> **Available records**
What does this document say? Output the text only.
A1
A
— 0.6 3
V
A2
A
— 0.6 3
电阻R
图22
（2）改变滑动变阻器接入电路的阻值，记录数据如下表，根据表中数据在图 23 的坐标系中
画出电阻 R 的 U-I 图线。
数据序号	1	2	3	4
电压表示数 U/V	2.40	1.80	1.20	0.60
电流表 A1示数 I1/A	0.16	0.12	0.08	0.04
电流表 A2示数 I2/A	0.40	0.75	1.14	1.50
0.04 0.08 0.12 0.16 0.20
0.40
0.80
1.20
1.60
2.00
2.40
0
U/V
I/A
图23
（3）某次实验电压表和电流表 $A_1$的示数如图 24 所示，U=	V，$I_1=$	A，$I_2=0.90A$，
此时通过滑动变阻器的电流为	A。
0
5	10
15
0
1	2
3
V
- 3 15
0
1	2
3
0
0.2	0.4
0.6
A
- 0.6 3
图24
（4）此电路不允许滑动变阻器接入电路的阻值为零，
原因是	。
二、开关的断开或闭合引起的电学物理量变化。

> **Exercise details**
Transcribe all the entries, keeping each one exactly as it is.

> **Exercise response**
What does this document say? Output the text only.
A1
A
— 0.6 3
V
A2
A
— 0.6 3
电阻R
图22
（2）改变滑动变阻器接入电路的阻值，记录数据如下表，根据表中数据在图 23 的坐标系中
画出电阻 R 的 U-I 图线。
数据序号	1	2	3	4
电压表示数 U/V	2.40	1.80	1.20	0.60
电流表 A1示数 I1/A	0.16	0.12	0.08	0.04
电流表 A2示数 I2/A	0.40	0.75	1.14	1.50
0.04 0.08 0.12 0.16 0.20
0.40
0.80
1.20
1.60
2.00
2.40
0
U/V
I/A
图23
（3）某次实验电压表和电流表 $A_1$的示数如图 24 所示，U=	V，$I_1=$	A，$I_2=0.90A$，
此时通过滑动变阻器的电流为	A。
0
5	10
15
0
1	2
3
V
- 3 15
0
1	2
3
0
0.2	0.4
0.6
A
- 0.6 3
图24
（4）此电路不允许滑动变阻器接入电路的阻值为零，
原因是	。
二、开关的断开或闭合引起的电学物理量变化。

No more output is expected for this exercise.